* [Entries shown]
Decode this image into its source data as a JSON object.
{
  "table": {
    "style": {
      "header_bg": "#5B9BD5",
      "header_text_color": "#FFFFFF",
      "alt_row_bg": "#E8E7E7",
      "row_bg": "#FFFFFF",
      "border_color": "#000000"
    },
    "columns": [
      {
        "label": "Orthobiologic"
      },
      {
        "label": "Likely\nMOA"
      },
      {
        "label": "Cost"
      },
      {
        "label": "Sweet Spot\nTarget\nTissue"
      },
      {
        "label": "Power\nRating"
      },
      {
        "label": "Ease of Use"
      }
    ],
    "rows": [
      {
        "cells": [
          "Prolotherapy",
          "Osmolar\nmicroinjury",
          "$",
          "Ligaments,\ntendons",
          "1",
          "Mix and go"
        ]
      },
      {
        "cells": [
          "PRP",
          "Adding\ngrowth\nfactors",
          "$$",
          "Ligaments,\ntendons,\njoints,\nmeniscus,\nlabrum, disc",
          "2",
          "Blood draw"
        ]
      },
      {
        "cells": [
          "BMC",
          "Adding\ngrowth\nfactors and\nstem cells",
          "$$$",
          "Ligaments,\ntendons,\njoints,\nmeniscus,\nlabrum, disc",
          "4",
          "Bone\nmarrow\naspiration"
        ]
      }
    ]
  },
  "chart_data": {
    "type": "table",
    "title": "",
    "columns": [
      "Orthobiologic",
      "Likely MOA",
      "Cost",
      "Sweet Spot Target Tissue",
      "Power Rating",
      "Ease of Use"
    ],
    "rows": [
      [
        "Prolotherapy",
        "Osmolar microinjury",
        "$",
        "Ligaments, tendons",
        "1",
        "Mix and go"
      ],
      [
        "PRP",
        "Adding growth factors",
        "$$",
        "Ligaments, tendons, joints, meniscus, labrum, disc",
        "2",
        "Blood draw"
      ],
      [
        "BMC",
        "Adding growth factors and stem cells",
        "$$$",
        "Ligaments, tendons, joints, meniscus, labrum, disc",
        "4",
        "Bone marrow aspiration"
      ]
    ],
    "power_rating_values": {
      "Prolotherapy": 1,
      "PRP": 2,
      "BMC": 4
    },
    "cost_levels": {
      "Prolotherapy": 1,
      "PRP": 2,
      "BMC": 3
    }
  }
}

* [What the task requires] Output every line from the records, exactly as written.

* [Response below]
Decode this image into its source data as a JSON object.
{
  "table": {
    "style": {
      "header_bg": "#5B9BD5",
      "header_text_color": "#FFFFFF",
      "alt_row_bg": "#E8E7E7",
      "row_bg": "#FFFFFF",
      "border_color": "#000000"
    },
    "columns": [
      {
        "label": "Orthobiologic"
      },
      {
        "label": "Likely\nMOA"
      },
      {
        "label": "Cost"
      },
      {
        "label": "Sweet Spot\nTarget\nTissue"
      },
      {
        "label": "Power\nRating"
      },
      {
        "label": "Ease of Use"
      }
    ],
    "rows": [
      {
        "cells": [
          "Prolotherapy",
          "Osmolar\nmicroinjury",
          "$",
          "Ligaments,\ntendons",
          "1",
          "Mix and go"
        ]
      },
      {
        "cells": [
          "PRP",
          "Adding\ngrowth\nfactors",
          "$$",
          "Ligaments,\ntendons,\njoints,\nmeniscus,\nlabrum, disc",
          "2",
          "Blood draw"
        ]
      },
      {
        "cells": [
          "BMC",
          "Adding\ngrowth\nfactors and\nstem cells",
          "$$$",
          "Ligaments,\ntendons,\njoints,\nmeniscus,\nlabrum, disc",
          "4",
          "Bone\nmarrow\naspiration"
        ]
      }
    ]
  },
  "chart_data": {
    "type": "table",
    "title": "",
    "columns": [
      "Orthobiologic",
      "Likely MOA",
      "Cost",
      "Sweet Spot Target Tissue",
      "Power Rating",
      "Ease of Use"
    ],
    "rows": [
      [
        "Prolotherapy",
        "Osmolar microinjury",
        "$",
        "Ligaments, tendons",
        "1",
        "Mix and go"
      ],
      [
        "PRP",
        "Adding growth factors",
        "$$",
        "Ligaments, tendons, joints, meniscus, labrum, disc",
        "2",
        "Blood draw"
      ],
      [
        "BMC",
        "Adding growth factors and stem cells",
        "$$$",
        "Ligaments, tendons, joints, meniscus, labrum, disc",
        "4",
        "Bone marrow aspiration"
      ]
    ],
    "power_rating_values": {
      "Prolotherapy": 1,
      "PRP": 2,
      "BMC": 4
    },
    "cost_levels": {
      "Prolotherapy": 1,
      "PRP": 2,
      "BMC": 3
    }
  }
}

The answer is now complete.